• **Texto exibido**:
======

A OMS informa que foi comprovada em laboratório a presença do vírus H1N1 em 46 mortes (44 no México e 2 no Texas) e mais de 2 mil casos na América do Norte, Europa, Nova Zelândia, América Central, Colômbia e Extremo Oriente. O maior rigor no acompanhamento dos casos parece indicar que a letalidade do vírus foi inicialmente superestimada. Ao menos fora do México, não parece superior à de um surto sazonal de rotina. Mesmo assim, algumas cenas fizeram lembrar o Ensaio Sobre a Cegueira, de Saramago.

Escaldada pela Sars e pela gripe aviária, a China, ao descobrir um mexicano doente, pôs em sete dias de quarentena obrigatória todas as 350 pessoas presentes no hotel e todos os 70 mexicanos no país. Houve proibições de importação de carne suína por vários países, o extermínio de porcos pelo Egito, restrições a atletas mexicanos e suspensão de voos para o México em vários países sul-americanos.

======

[Itens armazenados do conjunto de dados]
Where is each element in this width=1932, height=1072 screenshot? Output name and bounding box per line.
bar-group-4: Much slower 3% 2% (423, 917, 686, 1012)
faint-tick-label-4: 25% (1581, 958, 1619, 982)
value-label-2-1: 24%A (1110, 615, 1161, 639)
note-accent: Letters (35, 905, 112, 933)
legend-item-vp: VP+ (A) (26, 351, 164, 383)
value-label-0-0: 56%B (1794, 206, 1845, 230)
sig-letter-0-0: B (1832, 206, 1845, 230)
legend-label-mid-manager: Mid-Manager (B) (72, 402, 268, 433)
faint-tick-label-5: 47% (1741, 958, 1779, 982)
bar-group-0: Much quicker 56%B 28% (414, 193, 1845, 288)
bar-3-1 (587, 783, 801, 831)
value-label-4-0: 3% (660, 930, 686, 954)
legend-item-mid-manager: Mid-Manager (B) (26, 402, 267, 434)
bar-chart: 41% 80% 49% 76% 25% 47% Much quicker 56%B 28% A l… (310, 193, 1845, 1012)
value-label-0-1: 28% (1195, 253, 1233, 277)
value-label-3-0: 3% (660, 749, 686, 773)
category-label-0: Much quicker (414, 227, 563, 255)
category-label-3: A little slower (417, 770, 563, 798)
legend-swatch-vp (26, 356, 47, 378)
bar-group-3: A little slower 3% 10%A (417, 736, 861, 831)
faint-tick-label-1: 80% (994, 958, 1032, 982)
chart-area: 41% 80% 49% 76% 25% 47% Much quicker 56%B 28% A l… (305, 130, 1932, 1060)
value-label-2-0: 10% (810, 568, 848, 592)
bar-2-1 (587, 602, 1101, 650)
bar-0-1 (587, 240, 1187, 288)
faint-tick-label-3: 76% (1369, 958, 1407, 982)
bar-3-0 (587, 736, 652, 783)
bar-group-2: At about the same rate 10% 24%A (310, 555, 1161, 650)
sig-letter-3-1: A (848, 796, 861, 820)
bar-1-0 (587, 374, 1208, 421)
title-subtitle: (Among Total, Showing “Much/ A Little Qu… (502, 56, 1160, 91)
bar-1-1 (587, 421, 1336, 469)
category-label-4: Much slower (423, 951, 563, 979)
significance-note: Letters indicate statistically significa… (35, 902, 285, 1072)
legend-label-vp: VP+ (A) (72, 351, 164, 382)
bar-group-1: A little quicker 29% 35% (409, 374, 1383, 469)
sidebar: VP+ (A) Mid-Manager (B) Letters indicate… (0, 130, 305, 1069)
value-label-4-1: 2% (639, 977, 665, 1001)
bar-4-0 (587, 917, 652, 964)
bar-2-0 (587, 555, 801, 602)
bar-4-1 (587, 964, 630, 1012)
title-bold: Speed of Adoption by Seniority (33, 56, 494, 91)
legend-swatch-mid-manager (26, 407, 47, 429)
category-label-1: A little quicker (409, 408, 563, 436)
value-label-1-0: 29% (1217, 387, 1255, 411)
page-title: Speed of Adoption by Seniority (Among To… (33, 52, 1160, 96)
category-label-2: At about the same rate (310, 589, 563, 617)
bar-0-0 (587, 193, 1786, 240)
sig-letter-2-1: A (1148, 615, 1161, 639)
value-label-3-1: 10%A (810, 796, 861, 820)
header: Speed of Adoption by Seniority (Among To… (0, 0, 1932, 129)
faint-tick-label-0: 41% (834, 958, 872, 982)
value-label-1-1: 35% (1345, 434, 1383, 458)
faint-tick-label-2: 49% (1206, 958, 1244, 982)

======

• **Tarefa 1**: Liste as regiões e os países em que, segundo o texto sobre o vírus H1N1, foram registrados os mais de 2 mil casos comprovados em laboratório.
• **Tarefa 2**: Retome o texto sobre o surto do vírus H1N1 e dê continuidade a ele a partir da última frase.

• **Resposta escrita 1**: América do Norte, Europa, Nova Zelândia, América Central, Colômbia e Extremo Oriente.

• **Resposta escrita 2**:
Nos EUA, radialistas conservadores chamam o surto de ‘gripe da fajita’ (embora o prato mexicano seja feito de carne de vaca) e pregam evitar restaurantes atendidos por mexicanos e expulsar os imigrantes ilegais como medida de prevenção. Em São Paulo, o governador, embora palmeirense, orienta a população: ‘A providência elementar é não ficar perto de porquinho nenhum’.

Se o vírus de fato se mostrar menos perigoso do que parecia de início, talvez seja preciso agradecer-lhe por nos revelar a falta de preparo de autoridades e comunicadores para lidar com epidemias e, quem sabe, vaciná-los contra a repetição dos mesmos erros.’

 

LITERATURA
Rosane Pavam

O carnaval dos juristas

‘A década de predileção de Boris Fausto retorna em seu novo livro, O Crime do Restaurante Chinês – Carnaval, futebol e justiça na São Paulo dos Anos 30 (Companhia das Letras, 248 págs., R$ 45). Não se trata mais de analisar a revolução que alçou Getúlio Vargas ao poder. Agora é hora de mergulhar na micro-história para entender como o racismo, a justiça positivista e as elites determinaram a investigação de um crime na São Paulo moderna.

Os donos de um restaurante chinês e dois de seus funcionários são mortos violentamente no carnaval de 1938. De imediato, motivados pela reputação dos chineses como avaros e por sua imagem de vilões em filmes, a polícia, a imprensa e a sociedade suspeitam de um acerto de contas entre os imigrantes. Mas, logo, um personagem distante deles se desenha mais propenso à autoria.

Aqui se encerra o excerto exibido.